Damion Lumsden wants people to have “an authentic Jamaican experience.”
Without leaving Memphis.
Lumsden, 37, wants people to say, “I’ve never been to Jamaica, but I’ve had this experience in Memphis.”
The experience is JamRack Restaurant and Bar, Lumsden’s Caribbean restaurant at 150 North Avalon Street. The restaurant is in the heart of Midtown in the group of businesses near Home Depot at Poplar Avenue and Avalon. He features “the raw authentic Jamaican experience,” including food, and on the weekends, reggae music.
On my first trip to JamRack, I tried Lumsden’s tantalizing MaMa’s Stew Chicken (also known as Brown Stewed Chicken) encircled with my side order of fried plantains (I ordered mine ripe, not green). I can’t wait to go back for more of this sweet-and-savory dish.
I also ordered the tasty jerk chicken, which is the Jamaican version of barbecue. Lumsden tells me he plans to offer jerk pork at a future date.
Lumsden’s story is fascinating.
“I’m from Portland, Jamaica,” he says. “I’m a country boy. My dad is Wayne Lumsden, a survivor of 9/11.”
His dad was an accountant in the World Trade Center in New York. “He had just turned the corner, about to enter the building, when the first explosion happened. He said he just ran as fast as he could trying to dodge the debris that was falling at the time.
“Me and my little sister wouldn’t have made it to America if he hadn’t survived.”
His dad’s business relocated its employees. He got a job as an accountant at Flextronics in Memphis.
Damion, who was 18 when he moved to Memphis with his sister Khadine, didn’t like the city at first. He spoke English, but when he tried to play basketball with the neighbor kids, he says, “They couldn’t understand me and I couldn’t understand them because they were speaking so fast. They were using this Memphis slang, so I wasn’t familiar with it.”
He got a job at Jabil Circuit Inc., where he “climbed the ranks” to assistant manager.

*Stored rows:*
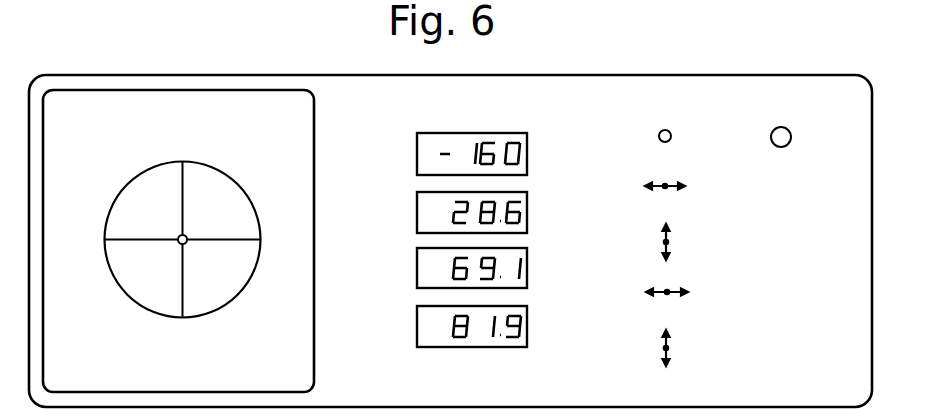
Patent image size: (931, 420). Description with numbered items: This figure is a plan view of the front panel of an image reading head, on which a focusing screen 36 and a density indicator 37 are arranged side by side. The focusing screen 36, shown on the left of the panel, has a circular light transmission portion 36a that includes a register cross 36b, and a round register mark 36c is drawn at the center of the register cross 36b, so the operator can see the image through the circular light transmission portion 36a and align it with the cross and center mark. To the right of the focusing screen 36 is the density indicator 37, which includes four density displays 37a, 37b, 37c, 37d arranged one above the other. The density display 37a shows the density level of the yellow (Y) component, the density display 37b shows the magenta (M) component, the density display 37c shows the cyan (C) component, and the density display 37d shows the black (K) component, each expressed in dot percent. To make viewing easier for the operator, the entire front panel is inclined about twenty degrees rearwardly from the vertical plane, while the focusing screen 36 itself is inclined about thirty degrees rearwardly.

The focusing screen 36 is at (179, 102).
The circular light transmission portion 36a is at (236, 203).
The register cross 36b is at (182, 184).
The round register mark 36c is at (186, 243).
The density indicator 37 is at (450, 211).
The density display 37a is at (527, 155).
The density display 37b is at (527, 219).
The density display 37c is at (527, 273).
The density display 37d is at (527, 328).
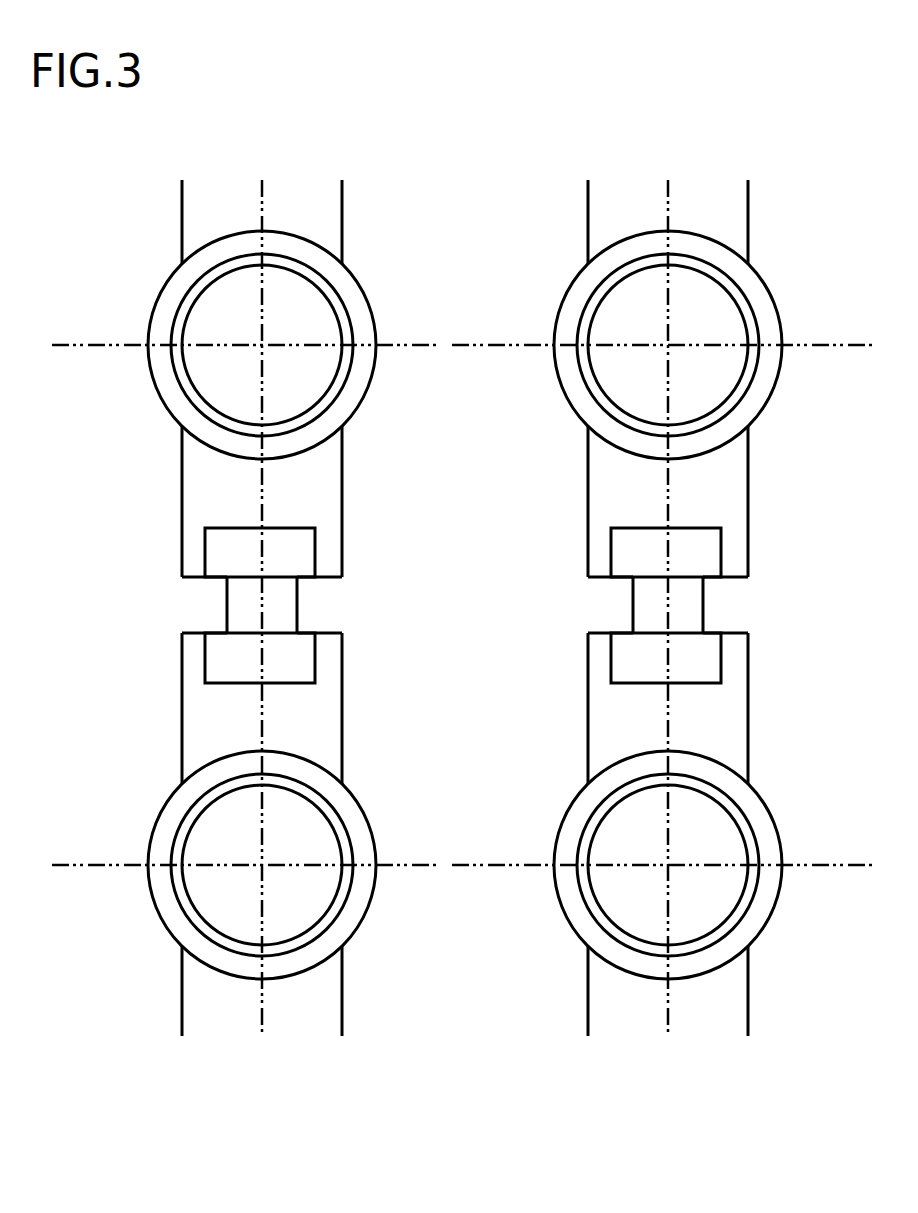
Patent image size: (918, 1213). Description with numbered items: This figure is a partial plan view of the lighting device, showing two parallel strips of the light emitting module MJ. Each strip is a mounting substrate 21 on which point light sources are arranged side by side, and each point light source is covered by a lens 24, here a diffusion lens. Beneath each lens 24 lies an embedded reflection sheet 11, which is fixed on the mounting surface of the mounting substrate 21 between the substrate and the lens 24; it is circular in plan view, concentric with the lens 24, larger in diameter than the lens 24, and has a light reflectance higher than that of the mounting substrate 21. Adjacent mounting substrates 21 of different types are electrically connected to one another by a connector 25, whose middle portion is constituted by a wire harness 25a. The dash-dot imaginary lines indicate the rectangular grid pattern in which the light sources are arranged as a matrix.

The light emitting module MJ is at (137, 257).
The lens 24 is at (175, 318).
The embedded reflection sheet 11 is at (153, 382).
The mounting substrate 21 is at (182, 478).
The connector 25 is at (205, 550).
The wire harness 25a is at (227, 604).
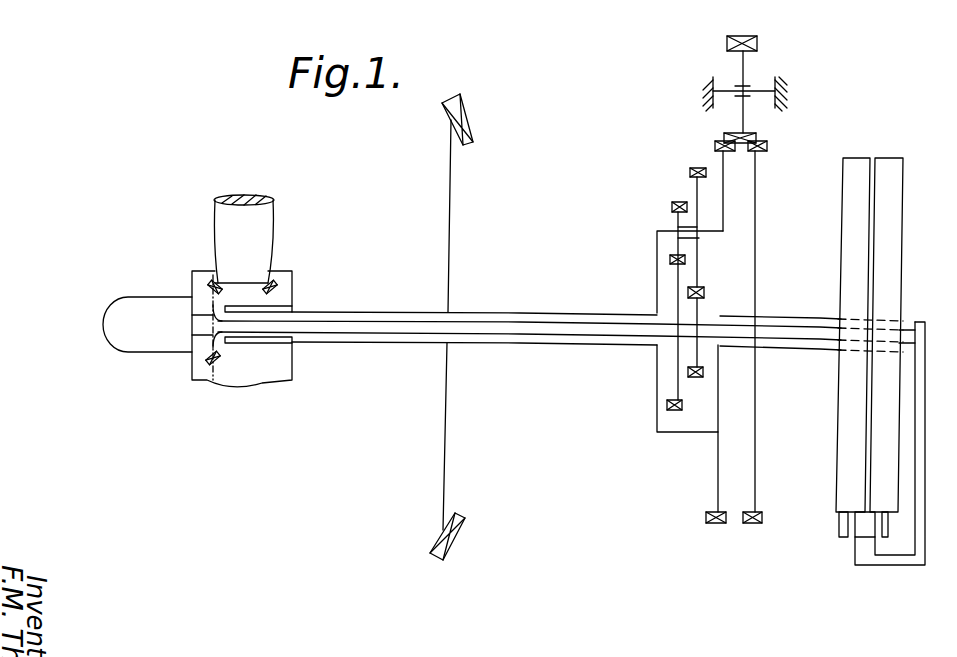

*Exercise set:*
1 – Transcribe everything from "Lumsden, 37, wants" down to "this sweet-and-savory dish." in the article on JamRack.
2 – In the article on JamRack, what job did Lumsden's father get in Memphis?

*The answers:*
1 –
Lumsden, 37, wants people to say, “I’ve never been to Jamaica, but I’ve had this experience in Memphis.”
The experience is JamRack Restaurant and Bar, Lumsden’s Caribbean restaurant at 150 North Avalon Street. The restaurant is in the heart of Midtown in the group of businesses near Home Depot at Poplar Avenue and Avalon. He features “the raw authentic Jamaican experience,” including food, and on the weekends, reggae music.
On my first trip to JamRack, I tried Lumsden’s tantalizing MaMa’s Stew Chicken (also known as Brown Stewed Chicken) encircled with my side order of fried plantains (I ordered mine ripe, not green). I can’t wait to go back for more of this sweet-and-savory dish.

2 – He got a job as an accountant at Flextronics.